GOAL OF THE EXERCISE:
Transcribe the records in full, keeping every character as it is.
□ □ □ □ □
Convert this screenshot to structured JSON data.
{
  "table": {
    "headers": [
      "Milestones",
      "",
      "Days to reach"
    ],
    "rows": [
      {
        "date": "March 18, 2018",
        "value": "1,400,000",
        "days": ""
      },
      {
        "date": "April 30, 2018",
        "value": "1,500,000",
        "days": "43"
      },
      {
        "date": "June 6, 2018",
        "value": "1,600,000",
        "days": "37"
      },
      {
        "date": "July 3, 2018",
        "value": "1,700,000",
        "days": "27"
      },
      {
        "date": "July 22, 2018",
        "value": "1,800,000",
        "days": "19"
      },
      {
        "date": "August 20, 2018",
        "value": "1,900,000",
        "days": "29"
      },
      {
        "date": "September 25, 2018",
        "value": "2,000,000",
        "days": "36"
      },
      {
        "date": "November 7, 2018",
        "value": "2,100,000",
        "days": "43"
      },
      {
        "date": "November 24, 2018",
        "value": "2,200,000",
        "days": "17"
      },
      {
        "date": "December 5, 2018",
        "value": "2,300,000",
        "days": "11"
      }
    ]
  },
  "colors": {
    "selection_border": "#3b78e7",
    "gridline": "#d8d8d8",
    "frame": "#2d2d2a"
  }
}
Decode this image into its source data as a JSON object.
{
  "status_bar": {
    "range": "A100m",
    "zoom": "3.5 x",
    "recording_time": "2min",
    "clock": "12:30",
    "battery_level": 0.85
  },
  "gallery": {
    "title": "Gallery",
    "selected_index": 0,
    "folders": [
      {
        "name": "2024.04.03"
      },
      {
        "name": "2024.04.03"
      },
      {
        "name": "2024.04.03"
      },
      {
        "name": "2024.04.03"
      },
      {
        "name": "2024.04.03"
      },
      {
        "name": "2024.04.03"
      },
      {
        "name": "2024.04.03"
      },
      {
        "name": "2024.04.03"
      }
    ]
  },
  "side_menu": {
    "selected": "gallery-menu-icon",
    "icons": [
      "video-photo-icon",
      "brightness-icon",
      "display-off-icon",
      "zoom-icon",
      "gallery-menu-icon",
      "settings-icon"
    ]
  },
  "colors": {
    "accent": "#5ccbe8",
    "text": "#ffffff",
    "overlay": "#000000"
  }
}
□ □ □ □ □
COMPLETE OUTPUT:
Convert this screenshot to structured JSON data.
{
  "table": {
    "headers": [
      "Milestones",
      "",
      "Days to reach"
    ],
    "rows": [
      {
        "date": "March 18, 2018",
        "value": "1,400,000",
        "days": ""
      },
      {
        "date": "April 30, 2018",
        "value": "1,500,000",
        "days": "43"
      },
      {
        "date": "June 6, 2018",
        "value": "1,600,000",
        "days": "37"
      },
      {
        "date": "July 3, 2018",
        "value": "1,700,000",
        "days": "27"
      },
      {
        "date": "July 22, 2018",
        "value": "1,800,000",
        "days": "19"
      },
      {
        "date": "August 20, 2018",
        "value": "1,900,000",
        "days": "29"
      },
      {
        "date": "September 25, 2018",
        "value": "2,000,000",
        "days": "36"
      },
      {
        "date": "November 7, 2018",
        "value": "2,100,000",
        "days": "43"
      },
      {
        "date": "November 24, 2018",
        "value": "2,200,000",
        "days": "17"
      },
      {
        "date": "December 5, 2018",
        "value": "2,300,000",
        "days": "11"
      }
    ]
  },
  "colors": {
    "selection_border": "#3b78e7",
    "gridline": "#d8d8d8",
    "frame": "#2d2d2a"
  }
}
Decode this image into its source data as a JSON object.
{
  "status_bar": {
    "range": "A100m",
    "zoom": "3.5 x",
    "recording_time": "2min",
    "clock": "12:30",
    "battery_level": 0.85
  },
  "gallery": {
    "title": "Gallery",
    "selected_index": 0,
    "folders": [
      {
        "name": "2024.04.03"
      },
      {
        "name": "2024.04.03"
      },
      {
        "name": "2024.04.03"
      },
      {
        "name": "2024.04.03"
      },
      {
        "name": "2024.04.03"
      },
      {
        "name": "2024.04.03"
      },
      {
        "name": "2024.04.03"
      },
      {
        "name": "2024.04.03"
      }
    ]
  },
  "side_menu": {
    "selected": "gallery-menu-icon",
    "icons": [
      "video-photo-icon",
      "brightness-icon",
      "display-off-icon",
      "zoom-icon",
      "gallery-menu-icon",
      "settings-icon"
    ]
  },
  "colors": {
    "accent": "#5ccbe8",
    "text": "#ffffff",
    "overlay": "#000000"
  }
}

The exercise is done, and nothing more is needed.